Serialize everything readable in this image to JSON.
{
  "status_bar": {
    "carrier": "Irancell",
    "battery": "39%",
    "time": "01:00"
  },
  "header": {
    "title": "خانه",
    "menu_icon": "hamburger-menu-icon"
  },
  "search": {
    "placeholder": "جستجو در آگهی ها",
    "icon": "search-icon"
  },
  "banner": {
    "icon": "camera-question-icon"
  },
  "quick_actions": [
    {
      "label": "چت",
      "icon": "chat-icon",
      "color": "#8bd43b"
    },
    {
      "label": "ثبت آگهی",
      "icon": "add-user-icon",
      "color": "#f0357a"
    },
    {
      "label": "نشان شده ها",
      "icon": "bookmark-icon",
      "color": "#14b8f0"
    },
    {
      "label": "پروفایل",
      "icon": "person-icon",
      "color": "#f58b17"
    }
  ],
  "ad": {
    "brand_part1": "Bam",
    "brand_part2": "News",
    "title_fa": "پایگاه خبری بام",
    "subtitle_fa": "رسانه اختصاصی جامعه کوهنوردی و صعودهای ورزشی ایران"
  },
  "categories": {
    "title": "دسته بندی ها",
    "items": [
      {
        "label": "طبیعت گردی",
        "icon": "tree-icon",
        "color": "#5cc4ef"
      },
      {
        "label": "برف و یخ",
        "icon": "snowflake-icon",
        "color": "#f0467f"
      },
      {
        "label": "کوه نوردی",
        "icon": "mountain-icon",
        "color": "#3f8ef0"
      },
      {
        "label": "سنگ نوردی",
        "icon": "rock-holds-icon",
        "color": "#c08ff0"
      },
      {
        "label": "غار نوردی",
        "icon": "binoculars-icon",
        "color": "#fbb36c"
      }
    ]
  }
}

> **DIRECTIONS FOR THIS TASK**
Go through the entries above and pull out each line with "آگهی" in it.

> **FINISHED EXERCISE**
    "placeholder": "جستجو در آگهی ها",
      "label": "ثبت آگهی",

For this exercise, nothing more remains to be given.